+++ Data lines +++

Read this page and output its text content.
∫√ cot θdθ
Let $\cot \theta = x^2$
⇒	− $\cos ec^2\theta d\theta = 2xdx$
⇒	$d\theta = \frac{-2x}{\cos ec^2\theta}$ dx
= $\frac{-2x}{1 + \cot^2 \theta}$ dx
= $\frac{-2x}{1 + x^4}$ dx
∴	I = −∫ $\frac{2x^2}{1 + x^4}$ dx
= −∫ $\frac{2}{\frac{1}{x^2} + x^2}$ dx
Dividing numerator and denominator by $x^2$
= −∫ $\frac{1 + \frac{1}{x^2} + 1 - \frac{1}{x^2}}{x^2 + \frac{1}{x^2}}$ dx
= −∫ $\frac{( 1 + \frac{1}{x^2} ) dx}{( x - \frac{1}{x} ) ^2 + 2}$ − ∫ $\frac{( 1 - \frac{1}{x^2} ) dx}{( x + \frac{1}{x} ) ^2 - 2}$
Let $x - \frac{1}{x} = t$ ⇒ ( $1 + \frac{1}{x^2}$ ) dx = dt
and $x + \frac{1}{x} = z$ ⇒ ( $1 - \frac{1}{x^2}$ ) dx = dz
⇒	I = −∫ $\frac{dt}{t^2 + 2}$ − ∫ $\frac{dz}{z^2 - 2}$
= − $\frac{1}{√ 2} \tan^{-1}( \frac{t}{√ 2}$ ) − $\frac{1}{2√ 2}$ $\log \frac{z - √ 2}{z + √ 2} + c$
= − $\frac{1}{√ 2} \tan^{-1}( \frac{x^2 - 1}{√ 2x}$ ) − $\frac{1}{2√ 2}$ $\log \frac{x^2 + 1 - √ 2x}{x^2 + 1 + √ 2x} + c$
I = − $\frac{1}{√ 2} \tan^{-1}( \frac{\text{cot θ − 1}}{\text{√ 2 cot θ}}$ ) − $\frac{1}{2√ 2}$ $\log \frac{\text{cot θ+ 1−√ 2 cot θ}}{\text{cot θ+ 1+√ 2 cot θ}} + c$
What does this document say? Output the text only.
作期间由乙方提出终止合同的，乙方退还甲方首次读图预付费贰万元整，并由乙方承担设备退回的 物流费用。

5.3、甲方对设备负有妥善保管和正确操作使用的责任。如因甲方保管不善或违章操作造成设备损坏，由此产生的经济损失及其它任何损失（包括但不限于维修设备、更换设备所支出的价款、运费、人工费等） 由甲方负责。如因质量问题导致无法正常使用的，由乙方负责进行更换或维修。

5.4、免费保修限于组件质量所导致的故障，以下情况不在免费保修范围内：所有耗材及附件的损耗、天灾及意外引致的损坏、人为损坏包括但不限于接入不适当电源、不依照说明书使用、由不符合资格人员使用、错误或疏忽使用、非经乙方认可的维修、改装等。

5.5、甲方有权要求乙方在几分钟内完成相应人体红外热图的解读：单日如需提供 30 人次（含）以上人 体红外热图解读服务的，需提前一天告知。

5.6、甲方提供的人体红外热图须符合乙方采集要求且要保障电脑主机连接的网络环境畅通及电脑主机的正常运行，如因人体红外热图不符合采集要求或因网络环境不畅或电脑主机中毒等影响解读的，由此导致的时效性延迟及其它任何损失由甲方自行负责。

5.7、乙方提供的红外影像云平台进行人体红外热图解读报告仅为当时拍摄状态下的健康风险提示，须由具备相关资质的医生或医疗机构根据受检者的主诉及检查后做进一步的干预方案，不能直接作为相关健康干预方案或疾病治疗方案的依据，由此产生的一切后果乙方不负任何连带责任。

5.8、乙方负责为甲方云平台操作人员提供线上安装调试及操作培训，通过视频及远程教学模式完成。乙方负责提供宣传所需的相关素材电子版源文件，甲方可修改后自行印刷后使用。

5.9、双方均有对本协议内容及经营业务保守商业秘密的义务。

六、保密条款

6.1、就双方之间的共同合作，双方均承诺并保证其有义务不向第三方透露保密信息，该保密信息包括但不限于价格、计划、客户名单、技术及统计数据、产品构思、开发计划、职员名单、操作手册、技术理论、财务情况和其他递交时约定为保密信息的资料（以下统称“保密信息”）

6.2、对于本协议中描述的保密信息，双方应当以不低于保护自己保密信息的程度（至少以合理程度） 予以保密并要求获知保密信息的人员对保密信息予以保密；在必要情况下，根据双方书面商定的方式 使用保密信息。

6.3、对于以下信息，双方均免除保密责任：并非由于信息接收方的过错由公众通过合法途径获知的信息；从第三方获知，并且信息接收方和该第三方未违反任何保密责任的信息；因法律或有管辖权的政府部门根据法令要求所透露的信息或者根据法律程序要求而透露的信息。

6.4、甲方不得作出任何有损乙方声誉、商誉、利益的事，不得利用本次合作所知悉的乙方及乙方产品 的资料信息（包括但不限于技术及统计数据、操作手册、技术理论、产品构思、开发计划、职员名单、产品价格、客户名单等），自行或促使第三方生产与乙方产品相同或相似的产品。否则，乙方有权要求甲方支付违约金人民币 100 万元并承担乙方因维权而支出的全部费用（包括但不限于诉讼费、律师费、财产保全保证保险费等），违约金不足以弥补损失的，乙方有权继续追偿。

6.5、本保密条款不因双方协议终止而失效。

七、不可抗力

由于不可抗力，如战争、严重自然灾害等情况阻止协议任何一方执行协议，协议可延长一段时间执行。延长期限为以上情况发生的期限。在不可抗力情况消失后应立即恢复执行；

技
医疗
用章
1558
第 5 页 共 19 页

+++
+++ Data lines +++

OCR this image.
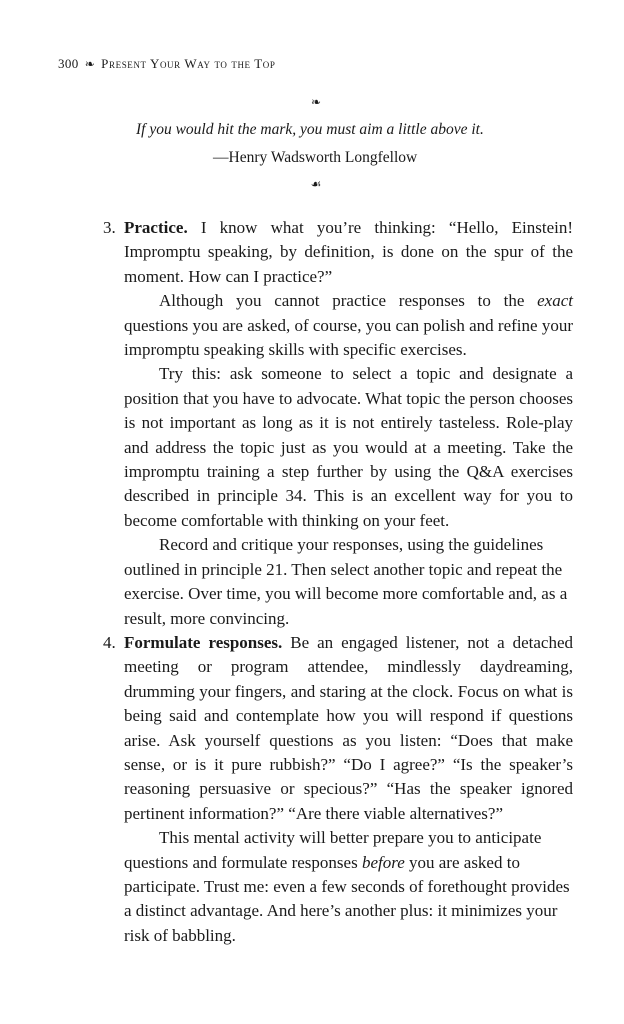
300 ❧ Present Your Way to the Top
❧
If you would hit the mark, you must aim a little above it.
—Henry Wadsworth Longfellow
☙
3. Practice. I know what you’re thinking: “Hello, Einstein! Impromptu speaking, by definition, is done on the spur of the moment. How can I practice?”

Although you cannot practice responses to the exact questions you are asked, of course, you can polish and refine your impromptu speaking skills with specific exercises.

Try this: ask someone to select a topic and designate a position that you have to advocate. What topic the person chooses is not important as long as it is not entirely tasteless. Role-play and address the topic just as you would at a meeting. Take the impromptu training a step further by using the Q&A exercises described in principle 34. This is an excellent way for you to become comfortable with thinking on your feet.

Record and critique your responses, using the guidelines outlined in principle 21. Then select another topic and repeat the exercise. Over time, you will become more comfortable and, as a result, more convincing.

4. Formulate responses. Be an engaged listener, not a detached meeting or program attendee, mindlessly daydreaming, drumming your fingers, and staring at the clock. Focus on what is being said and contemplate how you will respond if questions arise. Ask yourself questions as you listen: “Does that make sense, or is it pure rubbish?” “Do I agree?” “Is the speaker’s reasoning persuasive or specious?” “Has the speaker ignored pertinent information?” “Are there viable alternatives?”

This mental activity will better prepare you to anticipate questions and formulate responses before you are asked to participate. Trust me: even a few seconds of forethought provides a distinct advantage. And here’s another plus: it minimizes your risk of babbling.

+++

Work to do —
List each line holding the string "职员名单".

Reply to the task —
6.1、就双方之间的共同合作，双方均承诺并保证其有义务不向第三方透露保密信息，该保密信息包括但不限于价格、计划、客户名单、技术及统计数据、产品构思、开发计划、职员名单、操作手册、技术理论、财务情况和其他递交时约定为保密信息的资料（以下统称“保密信息”）
6.4、甲方不得作出任何有损乙方声誉、商誉、利益的事，不得利用本次合作所知悉的乙方及乙方产品 的资料信息（包括但不限于技术及统计数据、操作手册、技术理论、产品构思、开发计划、职员名单、产品价格、客户名单等），自行或促使第三方生产与乙方产品相同或相似的产品。否则，乙方有权要求甲方支付违约金人民币 100 万元并承担乙方因维权而支出的全部费用（包括但不限于诉讼费、律师费、财产保全保证保险费等），违约金不足以弥补损失的，乙方有权继续追偿。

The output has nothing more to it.